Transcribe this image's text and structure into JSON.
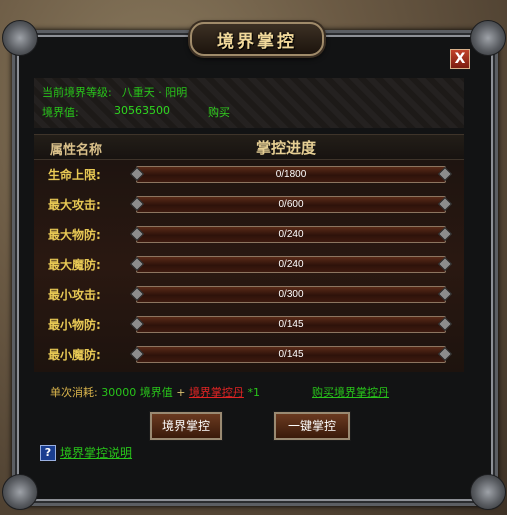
{
  "window": {
    "title": "境界掌控",
    "close_label": "X"
  },
  "info": {
    "level_label": "当前境界等级:",
    "level_value": "八重天 · 阳明",
    "value_label": "境界值:",
    "value_number": "30563500",
    "buy_label": "购买"
  },
  "header": {
    "name_col": "属性名称",
    "progress_col": "掌控进度"
  },
  "attributes": [
    {
      "label": "生命上限:",
      "progress": "0/1800",
      "fraction": 0
    },
    {
      "label": "最大攻击:",
      "progress": "0/600",
      "fraction": 0
    },
    {
      "label": "最大物防:",
      "progress": "0/240",
      "fraction": 0
    },
    {
      "label": "最大魔防:",
      "progress": "0/240",
      "fraction": 0
    },
    {
      "label": "最小攻击:",
      "progress": "0/300",
      "fraction": 0
    },
    {
      "label": "最小物防:",
      "progress": "0/145",
      "fraction": 0
    },
    {
      "label": "最小魔防:",
      "progress": "0/145",
      "fraction": 0
    }
  ],
  "cost": {
    "label": "单次消耗:",
    "amount": "30000",
    "unit": "境界值",
    "plus": "+",
    "item": "境界掌控丹",
    "multiplier": "*1",
    "buy_item": "购买境界掌控丹"
  },
  "buttons": {
    "control": "境界掌控",
    "one_click": "一键掌控"
  },
  "help": {
    "icon": "?",
    "link": "境界掌控说明"
  },
  "colors": {
    "accent_green": "#28c41a",
    "label_gold": "#e9ca55",
    "warning_red": "#e02424"
  }
}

**WHAT THE EXERCISE ASKS:** All the material shown above is to be copied exactly, with no pictures carried over.

**WRITTEN SOLUTION:**
Transcribe this image's text and structure into JSON.
{
  "window": {
    "title": "境界掌控",
    "close_label": "X"
  },
  "info": {
    "level_label": "当前境界等级:",
    "level_value": "八重天 · 阳明",
    "value_label": "境界值:",
    "value_number": "30563500",
    "buy_label": "购买"
  },
  "header": {
    "name_col": "属性名称",
    "progress_col": "掌控进度"
  },
  "attributes": [
    {
      "label": "生命上限:",
      "progress": "0/1800",
      "fraction": 0
    },
    {
      "label": "最大攻击:",
      "progress": "0/600",
      "fraction": 0
    },
    {
      "label": "最大物防:",
      "progress": "0/240",
      "fraction": 0
    },
    {
      "label": "最大魔防:",
      "progress": "0/240",
      "fraction": 0
    },
    {
      "label": "最小攻击:",
      "progress": "0/300",
      "fraction": 0
    },
    {
      "label": "最小物防:",
      "progress": "0/145",
      "fraction": 0
    },
    {
      "label": "最小魔防:",
      "progress": "0/145",
      "fraction": 0
    }
  ],
  "cost": {
    "label": "单次消耗:",
    "amount": "30000",
    "unit": "境界值",
    "plus": "+",
    "item": "境界掌控丹",
    "multiplier": "*1",
    "buy_item": "购买境界掌控丹"
  },
  "buttons": {
    "control": "境界掌控",
    "one_click": "一键掌控"
  },
  "help": {
    "icon": "?",
    "link": "境界掌控说明"
  },
  "colors": {
    "accent_green": "#28c41a",
    "label_gold": "#e9ca55",
    "warning_red": "#e02424"
  }
}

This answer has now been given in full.